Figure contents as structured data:
━━━━━━━━

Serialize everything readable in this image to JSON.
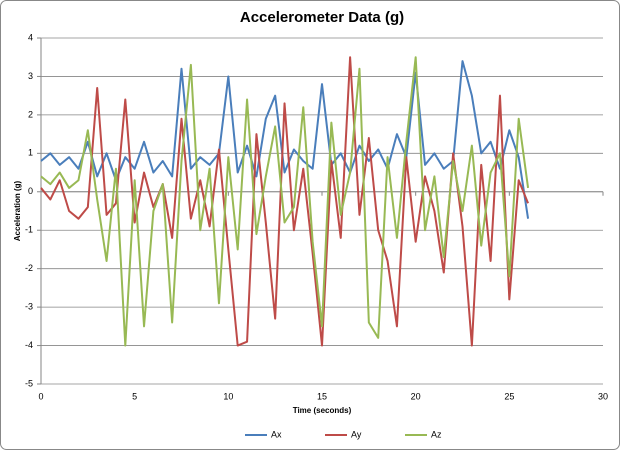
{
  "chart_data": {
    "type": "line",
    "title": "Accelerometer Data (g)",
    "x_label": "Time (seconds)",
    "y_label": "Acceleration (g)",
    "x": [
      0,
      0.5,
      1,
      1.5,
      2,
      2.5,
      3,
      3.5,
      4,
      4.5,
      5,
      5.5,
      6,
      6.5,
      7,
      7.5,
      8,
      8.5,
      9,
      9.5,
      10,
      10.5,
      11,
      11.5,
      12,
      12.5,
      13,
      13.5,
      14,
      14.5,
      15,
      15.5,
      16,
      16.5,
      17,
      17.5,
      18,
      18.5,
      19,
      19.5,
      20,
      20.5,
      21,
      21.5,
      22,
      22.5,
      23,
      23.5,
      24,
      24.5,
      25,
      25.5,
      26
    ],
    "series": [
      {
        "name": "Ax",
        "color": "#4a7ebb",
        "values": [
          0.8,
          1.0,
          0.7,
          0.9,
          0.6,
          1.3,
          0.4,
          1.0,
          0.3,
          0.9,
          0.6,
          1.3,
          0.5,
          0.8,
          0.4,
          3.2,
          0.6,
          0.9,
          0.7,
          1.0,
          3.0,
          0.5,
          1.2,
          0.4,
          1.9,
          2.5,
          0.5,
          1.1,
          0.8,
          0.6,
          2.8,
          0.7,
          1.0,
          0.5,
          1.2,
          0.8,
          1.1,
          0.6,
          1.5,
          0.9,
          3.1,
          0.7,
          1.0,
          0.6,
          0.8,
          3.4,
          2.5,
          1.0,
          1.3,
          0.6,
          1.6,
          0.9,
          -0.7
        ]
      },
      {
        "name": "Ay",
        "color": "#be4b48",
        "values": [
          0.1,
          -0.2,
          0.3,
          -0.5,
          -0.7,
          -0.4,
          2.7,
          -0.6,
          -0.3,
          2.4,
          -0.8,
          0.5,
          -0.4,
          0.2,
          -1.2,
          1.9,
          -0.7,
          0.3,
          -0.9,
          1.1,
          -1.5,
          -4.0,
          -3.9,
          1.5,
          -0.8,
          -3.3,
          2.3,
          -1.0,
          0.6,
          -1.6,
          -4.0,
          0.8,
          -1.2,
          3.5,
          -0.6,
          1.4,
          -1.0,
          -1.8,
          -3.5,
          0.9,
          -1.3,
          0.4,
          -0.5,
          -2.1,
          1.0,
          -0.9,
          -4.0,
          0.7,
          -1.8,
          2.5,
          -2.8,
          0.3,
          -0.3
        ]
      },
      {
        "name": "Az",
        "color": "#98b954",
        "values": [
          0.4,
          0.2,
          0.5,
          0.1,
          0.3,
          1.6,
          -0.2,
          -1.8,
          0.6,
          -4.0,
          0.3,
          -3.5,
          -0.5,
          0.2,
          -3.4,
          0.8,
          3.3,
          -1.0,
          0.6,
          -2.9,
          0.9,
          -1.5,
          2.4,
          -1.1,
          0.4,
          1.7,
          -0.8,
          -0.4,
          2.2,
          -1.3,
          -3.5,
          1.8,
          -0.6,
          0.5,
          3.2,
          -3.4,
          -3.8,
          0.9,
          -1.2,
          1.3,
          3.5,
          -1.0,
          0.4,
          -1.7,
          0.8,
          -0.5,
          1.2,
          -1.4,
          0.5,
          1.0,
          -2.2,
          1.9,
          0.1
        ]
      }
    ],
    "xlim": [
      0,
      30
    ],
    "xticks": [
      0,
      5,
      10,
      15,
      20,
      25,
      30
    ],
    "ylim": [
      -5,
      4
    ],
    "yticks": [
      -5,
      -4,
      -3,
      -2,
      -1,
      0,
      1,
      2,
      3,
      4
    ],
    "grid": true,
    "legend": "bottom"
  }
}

━━━━━━━━

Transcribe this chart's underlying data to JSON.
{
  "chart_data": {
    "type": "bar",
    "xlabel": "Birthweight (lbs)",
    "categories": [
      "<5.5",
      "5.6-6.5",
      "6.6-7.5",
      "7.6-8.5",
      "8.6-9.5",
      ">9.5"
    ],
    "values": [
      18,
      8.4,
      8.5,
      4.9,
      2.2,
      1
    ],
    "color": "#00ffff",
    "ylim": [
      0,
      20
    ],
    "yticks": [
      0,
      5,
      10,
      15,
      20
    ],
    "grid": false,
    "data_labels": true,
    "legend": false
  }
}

━━━━━━━━

*WHAT YOU WILL DO*
In the listing, how many lines hold "JSON"? Answer with a bare number.

*ANSWER TO THE TASK*
2